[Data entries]

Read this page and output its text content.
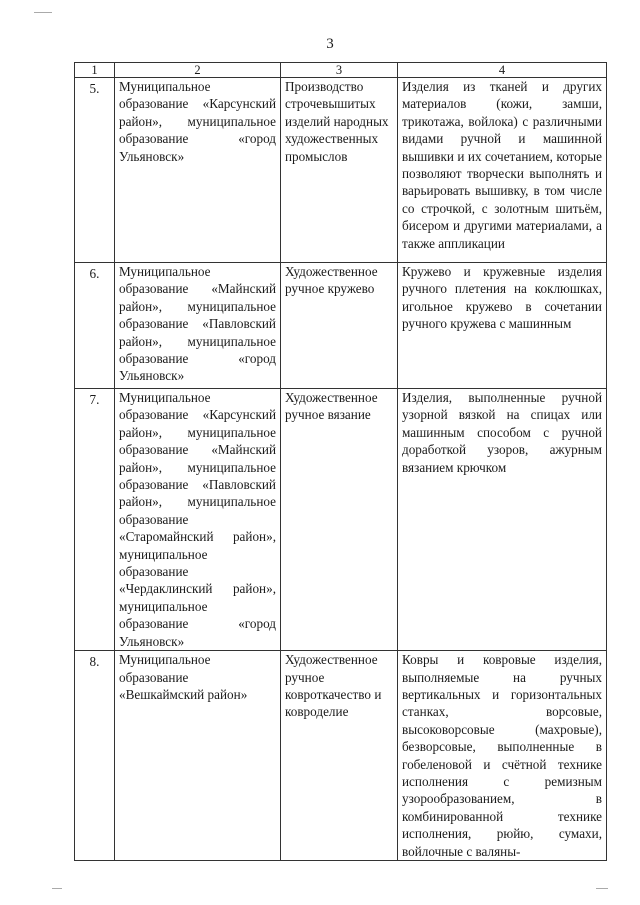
3
1	2	3	4
5.	Муниципальное образование «Карсунский район», муниципальное образование «город Ульяновск»	Производство строчевышитых изделий народных художественных промыслов	Изделия из тканей и других материалов (кожи, замши, трикотажа, войлока) с различными видами ручной и машинной вышивки и их сочетанием, которые позволяют творчески выполнять и варьировать вышивку, в том числе со строчкой, с золотным шитьём, бисером и другими материалами, а также аппликации
6.	Муниципальное образование «Майнский район», муниципальное образование «Павловский район», муниципальное образование «город Ульяновск»	Художественное ручное кружево	Кружево и кружевные изделия ручного плетения на коклюшках, игольное кружево в сочетании ручного кружева с машинным
7.	Муниципальное образование «Карсунский район», муниципальное образование «Майнский район», муниципальное образование «Павловский район», муниципальное образование «Старомайнский район», муниципальное образование «Чердаклинский район», муниципальное образование «город Ульяновск»	Художественное ручное вязание	Изделия, выполненные ручной узорной вязкой на спицах или машинным способом с ручной доработкой узоров, ажурным вязанием крючком
8.	Муниципальное образование «Вешкаймский район»	Художественное ручное ковроткачество и ковроделие	Ковры и ковровые изделия, выполняемые на ручных вертикальных и горизонтальных станках, ворсовые, высоковорсовые (махровые), безворсовые, выполненные в гобеленовой и счётной технике исполнения с ремизным узорообразованием, в комбинированной технике исполнения, рюйю, сумахи, войлочные с валяны-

- _TASK STATEMENT_
Transcribe the records above exactly, omitting every picture they contain.

- _ANSWER TO THE PROBLEM_
Read this page and output its text content.
3
1	2	3	4
5.	Муниципальное образование «Карсунский район», муниципальное образование «город Ульяновск»	Производство строчевышитых изделий народных художественных промыслов	Изделия из тканей и других материалов (кожи, замши, трикотажа, войлока) с различными видами ручной и машинной вышивки и их сочетанием, которые позволяют творчески выполнять и варьировать вышивку, в том числе со строчкой, с золотным шитьём, бисером и другими материалами, а также аппликации
6.	Муниципальное образование «Майнский район», муниципальное образование «Павловский район», муниципальное образование «город Ульяновск»	Художественное ручное кружево	Кружево и кружевные изделия ручного плетения на коклюшках, игольное кружево в сочетании ручного кружева с машинным
7.	Муниципальное образование «Карсунский район», муниципальное образование «Майнский район», муниципальное образование «Павловский район», муниципальное образование «Старомайнский район», муниципальное образование «Чердаклинский район», муниципальное образование «город Ульяновск»	Художественное ручное вязание	Изделия, выполненные ручной узорной вязкой на спицах или машинным способом с ручной доработкой узоров, ажурным вязанием крючком
8.	Муниципальное образование «Вешкаймский район»	Художественное ручное ковроткачество и ковроделие	Ковры и ковровые изделия, выполняемые на ручных вертикальных и горизонтальных станках, ворсовые, высоковорсовые (махровые), безворсовые, выполненные в гобеленовой и счётной технике исполнения с ремизным узорообразованием, в комбинированной технике исполнения, рюйю, сумахи, войлочные с валяны-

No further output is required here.